** WHAT YOU SHOULD DO **
Check each line of the listing for the word "this" and report the ones that have it.

(DATASET EXCERPTS)

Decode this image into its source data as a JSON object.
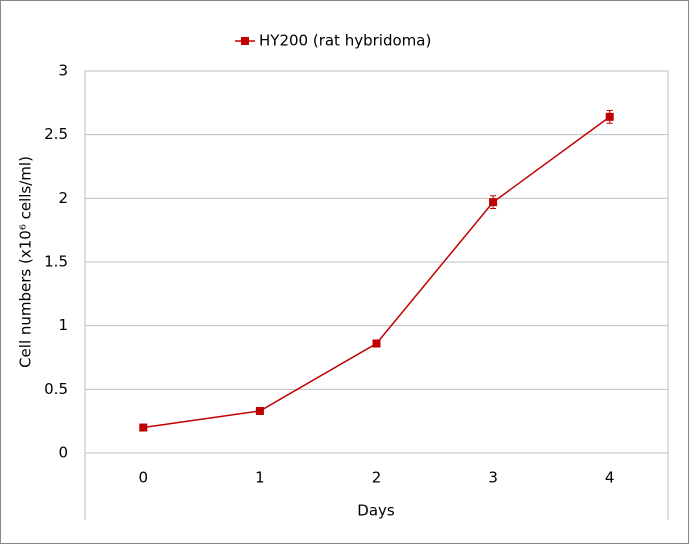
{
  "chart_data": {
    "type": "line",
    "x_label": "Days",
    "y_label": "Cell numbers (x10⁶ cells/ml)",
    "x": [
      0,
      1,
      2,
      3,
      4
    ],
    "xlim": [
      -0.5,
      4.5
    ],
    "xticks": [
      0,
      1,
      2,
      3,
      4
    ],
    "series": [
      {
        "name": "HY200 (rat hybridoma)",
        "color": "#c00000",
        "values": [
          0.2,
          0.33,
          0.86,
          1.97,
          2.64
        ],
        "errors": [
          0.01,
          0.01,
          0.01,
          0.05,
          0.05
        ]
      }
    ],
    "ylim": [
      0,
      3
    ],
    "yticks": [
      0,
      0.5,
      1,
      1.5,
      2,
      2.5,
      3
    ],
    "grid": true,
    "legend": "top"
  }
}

(End DATASET EXCERPTS)
(DATASET EXCERPTS)

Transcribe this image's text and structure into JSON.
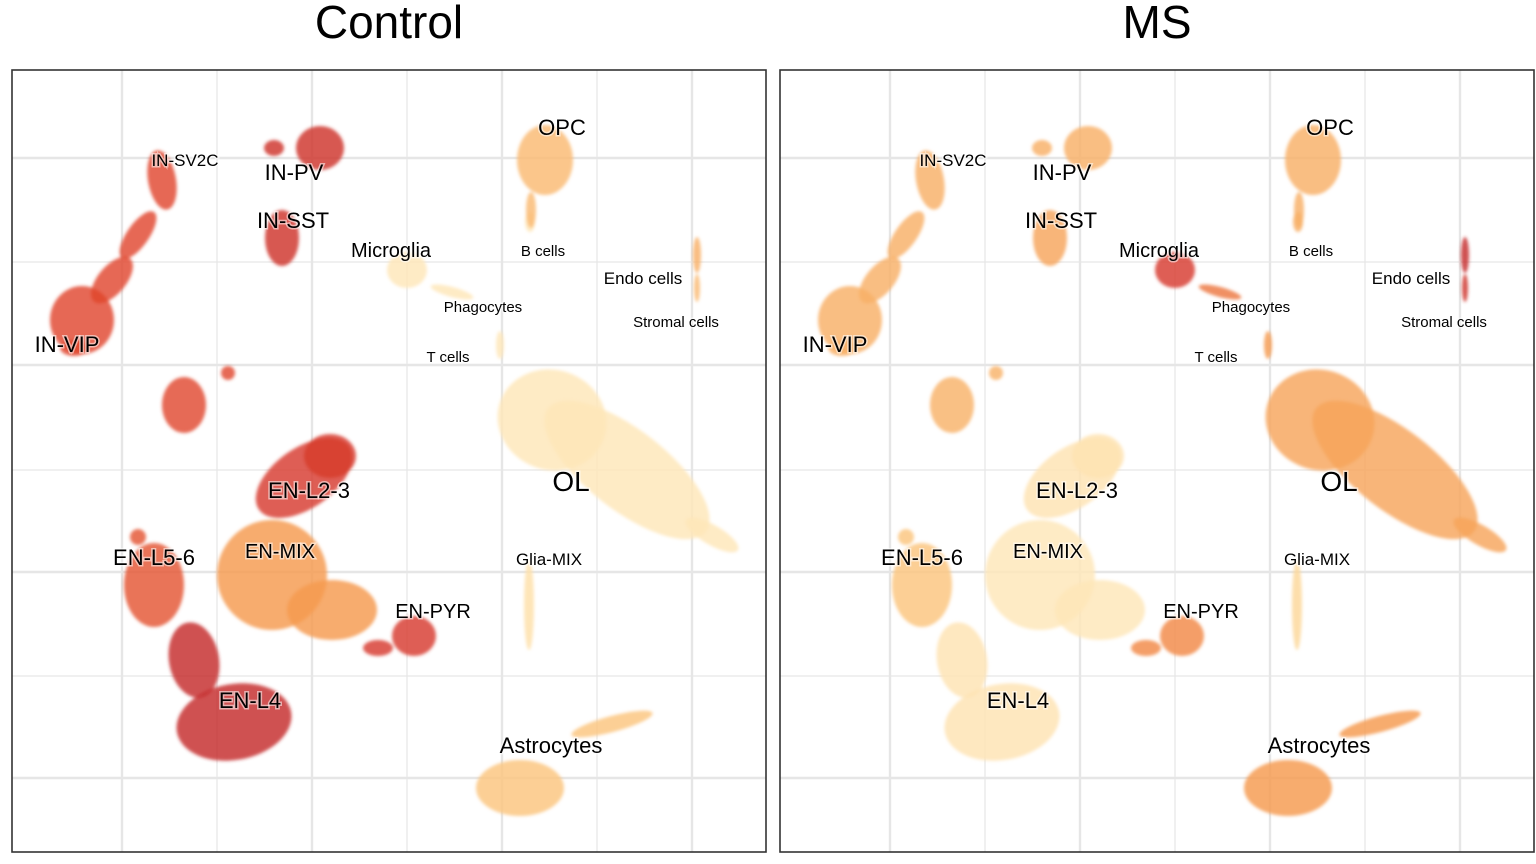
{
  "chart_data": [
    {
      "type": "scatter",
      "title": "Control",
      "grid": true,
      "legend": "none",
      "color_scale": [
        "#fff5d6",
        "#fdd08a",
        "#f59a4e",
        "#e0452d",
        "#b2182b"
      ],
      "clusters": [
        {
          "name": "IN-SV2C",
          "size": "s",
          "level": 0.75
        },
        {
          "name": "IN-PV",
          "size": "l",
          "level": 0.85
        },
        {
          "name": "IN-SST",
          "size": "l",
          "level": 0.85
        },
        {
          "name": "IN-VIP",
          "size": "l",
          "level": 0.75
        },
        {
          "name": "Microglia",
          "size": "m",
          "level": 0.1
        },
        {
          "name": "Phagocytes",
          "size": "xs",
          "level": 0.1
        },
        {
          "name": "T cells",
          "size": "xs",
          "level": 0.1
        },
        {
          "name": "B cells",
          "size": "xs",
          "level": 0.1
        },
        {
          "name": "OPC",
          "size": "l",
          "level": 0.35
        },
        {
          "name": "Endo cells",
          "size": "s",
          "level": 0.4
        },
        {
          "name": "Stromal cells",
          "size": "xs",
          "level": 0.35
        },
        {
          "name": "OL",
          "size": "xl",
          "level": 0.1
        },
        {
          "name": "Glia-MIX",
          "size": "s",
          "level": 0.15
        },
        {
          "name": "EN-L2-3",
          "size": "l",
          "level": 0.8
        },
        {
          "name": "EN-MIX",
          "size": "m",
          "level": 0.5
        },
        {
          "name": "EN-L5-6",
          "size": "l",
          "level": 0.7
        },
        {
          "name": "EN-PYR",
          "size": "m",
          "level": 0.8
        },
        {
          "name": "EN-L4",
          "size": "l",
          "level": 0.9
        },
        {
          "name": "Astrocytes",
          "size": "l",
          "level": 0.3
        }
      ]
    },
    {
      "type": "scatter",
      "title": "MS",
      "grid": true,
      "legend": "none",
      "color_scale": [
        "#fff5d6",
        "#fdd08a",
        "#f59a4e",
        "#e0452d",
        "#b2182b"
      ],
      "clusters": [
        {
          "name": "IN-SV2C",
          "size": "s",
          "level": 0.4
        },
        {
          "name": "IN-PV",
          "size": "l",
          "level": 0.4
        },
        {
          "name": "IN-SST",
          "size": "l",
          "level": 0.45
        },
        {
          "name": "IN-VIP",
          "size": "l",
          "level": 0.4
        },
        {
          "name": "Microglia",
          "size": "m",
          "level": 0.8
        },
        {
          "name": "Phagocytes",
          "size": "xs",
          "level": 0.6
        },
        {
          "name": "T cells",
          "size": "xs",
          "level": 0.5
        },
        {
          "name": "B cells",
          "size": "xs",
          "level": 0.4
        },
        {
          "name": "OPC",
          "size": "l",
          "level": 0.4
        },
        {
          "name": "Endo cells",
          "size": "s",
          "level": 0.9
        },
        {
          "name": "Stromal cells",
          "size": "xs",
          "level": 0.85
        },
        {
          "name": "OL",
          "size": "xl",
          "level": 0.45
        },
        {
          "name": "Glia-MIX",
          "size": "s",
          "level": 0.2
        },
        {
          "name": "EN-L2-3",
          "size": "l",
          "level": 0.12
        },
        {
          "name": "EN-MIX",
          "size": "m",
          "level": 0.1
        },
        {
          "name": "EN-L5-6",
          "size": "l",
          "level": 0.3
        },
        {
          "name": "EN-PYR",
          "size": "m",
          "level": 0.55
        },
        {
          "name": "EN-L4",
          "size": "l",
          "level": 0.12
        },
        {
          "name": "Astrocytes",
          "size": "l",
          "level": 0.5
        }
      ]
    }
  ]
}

(End DATASET EXCERPTS)
(DATASET EXCERPTS)

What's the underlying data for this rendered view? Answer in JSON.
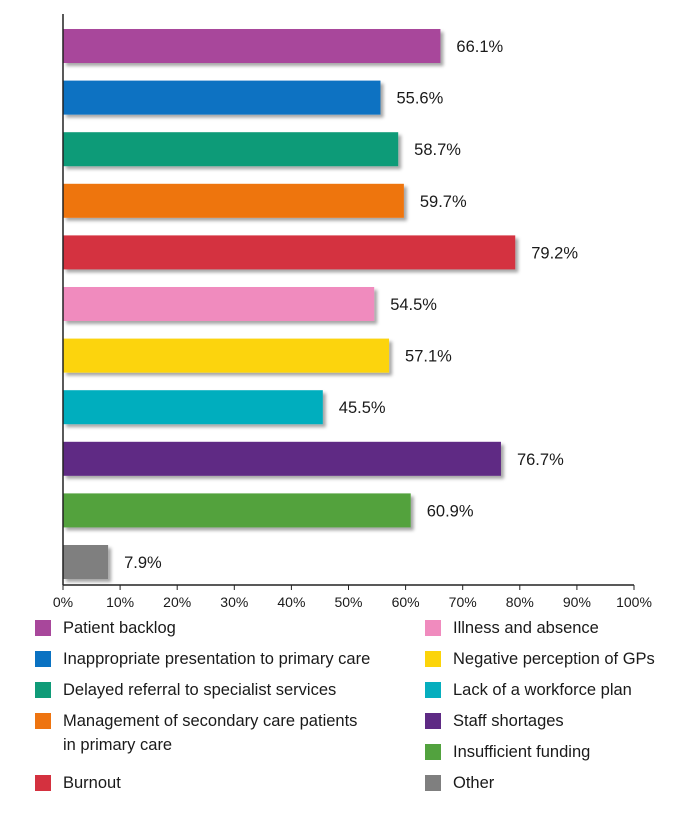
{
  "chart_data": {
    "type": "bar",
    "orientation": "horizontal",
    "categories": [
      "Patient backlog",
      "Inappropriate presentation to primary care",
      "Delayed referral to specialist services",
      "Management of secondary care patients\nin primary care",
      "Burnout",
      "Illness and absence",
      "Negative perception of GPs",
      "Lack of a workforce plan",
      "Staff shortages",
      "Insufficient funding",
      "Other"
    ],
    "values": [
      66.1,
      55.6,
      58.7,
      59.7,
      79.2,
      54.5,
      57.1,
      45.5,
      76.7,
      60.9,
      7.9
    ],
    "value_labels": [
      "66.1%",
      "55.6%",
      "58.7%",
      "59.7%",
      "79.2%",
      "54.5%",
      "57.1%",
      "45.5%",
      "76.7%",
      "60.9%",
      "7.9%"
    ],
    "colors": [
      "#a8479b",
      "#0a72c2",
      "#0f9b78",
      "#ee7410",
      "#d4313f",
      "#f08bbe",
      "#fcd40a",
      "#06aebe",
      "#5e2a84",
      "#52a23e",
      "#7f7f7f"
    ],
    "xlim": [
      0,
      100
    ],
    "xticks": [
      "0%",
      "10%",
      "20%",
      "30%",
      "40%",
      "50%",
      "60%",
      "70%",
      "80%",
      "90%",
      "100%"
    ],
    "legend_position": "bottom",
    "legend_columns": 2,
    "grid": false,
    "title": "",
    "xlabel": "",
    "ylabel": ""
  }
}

(End DATASET EXCERPTS)

** REPLY TO THE TASK **
Decode this image into its source data as a JSON object.
Transcribe this image's text and structure into JSON.
What's the underlying data for this rendered view? Answer in JSON.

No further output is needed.